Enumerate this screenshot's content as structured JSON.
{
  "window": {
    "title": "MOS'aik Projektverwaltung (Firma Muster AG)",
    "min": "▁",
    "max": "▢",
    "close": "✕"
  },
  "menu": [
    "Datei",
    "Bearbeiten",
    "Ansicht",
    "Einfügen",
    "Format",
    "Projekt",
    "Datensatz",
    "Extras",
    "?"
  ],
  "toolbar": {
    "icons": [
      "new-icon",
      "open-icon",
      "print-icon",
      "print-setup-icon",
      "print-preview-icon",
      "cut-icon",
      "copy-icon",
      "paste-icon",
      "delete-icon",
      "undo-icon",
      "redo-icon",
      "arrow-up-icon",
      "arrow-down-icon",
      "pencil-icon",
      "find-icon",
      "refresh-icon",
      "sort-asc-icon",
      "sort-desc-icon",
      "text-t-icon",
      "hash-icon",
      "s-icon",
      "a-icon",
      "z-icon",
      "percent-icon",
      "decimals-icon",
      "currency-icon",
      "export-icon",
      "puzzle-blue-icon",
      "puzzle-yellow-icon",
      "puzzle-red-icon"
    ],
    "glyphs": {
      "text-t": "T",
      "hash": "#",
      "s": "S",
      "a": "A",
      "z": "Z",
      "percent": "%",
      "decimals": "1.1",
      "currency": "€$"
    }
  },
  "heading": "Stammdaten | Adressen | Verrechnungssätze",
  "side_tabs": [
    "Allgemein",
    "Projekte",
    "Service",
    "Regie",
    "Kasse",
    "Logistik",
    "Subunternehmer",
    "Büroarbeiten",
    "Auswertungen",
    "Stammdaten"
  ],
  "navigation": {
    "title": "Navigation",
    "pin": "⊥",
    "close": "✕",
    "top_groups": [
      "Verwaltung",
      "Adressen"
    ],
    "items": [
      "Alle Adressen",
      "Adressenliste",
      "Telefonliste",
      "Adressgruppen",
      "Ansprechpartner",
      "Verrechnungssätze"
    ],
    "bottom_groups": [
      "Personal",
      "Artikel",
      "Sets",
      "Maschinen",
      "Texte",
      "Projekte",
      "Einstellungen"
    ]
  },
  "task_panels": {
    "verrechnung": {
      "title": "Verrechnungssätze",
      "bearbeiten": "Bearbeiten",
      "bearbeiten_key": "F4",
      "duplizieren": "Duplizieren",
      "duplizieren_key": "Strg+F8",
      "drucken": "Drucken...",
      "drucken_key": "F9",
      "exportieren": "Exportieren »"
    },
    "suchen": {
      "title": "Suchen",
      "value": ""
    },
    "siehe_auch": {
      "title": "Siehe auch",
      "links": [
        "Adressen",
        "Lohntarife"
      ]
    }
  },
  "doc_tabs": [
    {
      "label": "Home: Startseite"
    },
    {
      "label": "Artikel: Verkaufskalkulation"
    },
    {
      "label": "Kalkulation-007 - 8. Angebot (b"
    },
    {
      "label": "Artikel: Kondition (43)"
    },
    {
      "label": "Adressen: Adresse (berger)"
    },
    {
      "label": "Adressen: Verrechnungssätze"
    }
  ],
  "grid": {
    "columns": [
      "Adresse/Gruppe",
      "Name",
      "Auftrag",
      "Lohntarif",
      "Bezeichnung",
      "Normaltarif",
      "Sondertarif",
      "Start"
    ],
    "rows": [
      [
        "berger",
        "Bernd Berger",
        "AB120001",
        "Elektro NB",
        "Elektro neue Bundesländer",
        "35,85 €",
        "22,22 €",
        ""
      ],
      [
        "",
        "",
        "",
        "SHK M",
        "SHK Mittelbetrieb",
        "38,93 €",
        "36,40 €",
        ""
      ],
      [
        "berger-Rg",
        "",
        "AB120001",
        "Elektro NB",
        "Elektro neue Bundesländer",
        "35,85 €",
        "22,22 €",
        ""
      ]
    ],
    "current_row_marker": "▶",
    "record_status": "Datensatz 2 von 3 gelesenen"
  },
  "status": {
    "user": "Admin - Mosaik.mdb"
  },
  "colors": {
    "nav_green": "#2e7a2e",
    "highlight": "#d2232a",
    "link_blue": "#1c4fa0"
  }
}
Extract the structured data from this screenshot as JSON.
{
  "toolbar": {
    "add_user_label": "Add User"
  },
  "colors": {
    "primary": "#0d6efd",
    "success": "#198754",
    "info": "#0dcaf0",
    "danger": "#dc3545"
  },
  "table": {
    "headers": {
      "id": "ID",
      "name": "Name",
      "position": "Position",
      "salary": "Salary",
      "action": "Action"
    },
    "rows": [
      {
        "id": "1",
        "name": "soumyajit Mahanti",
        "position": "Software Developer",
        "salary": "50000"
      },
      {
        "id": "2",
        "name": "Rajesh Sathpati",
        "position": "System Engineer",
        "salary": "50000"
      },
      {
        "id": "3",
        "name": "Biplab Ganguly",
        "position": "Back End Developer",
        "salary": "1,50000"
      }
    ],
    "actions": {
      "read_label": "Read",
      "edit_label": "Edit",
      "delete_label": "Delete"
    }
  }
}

_ _ _ _ _ _ _

• **TASK INSTRUCTIONS**:
Make a list of all lines in the data that contain "print".

• **FULL ANSWER**:
      "print-icon",
      "print-setup-icon",
      "print-preview-icon",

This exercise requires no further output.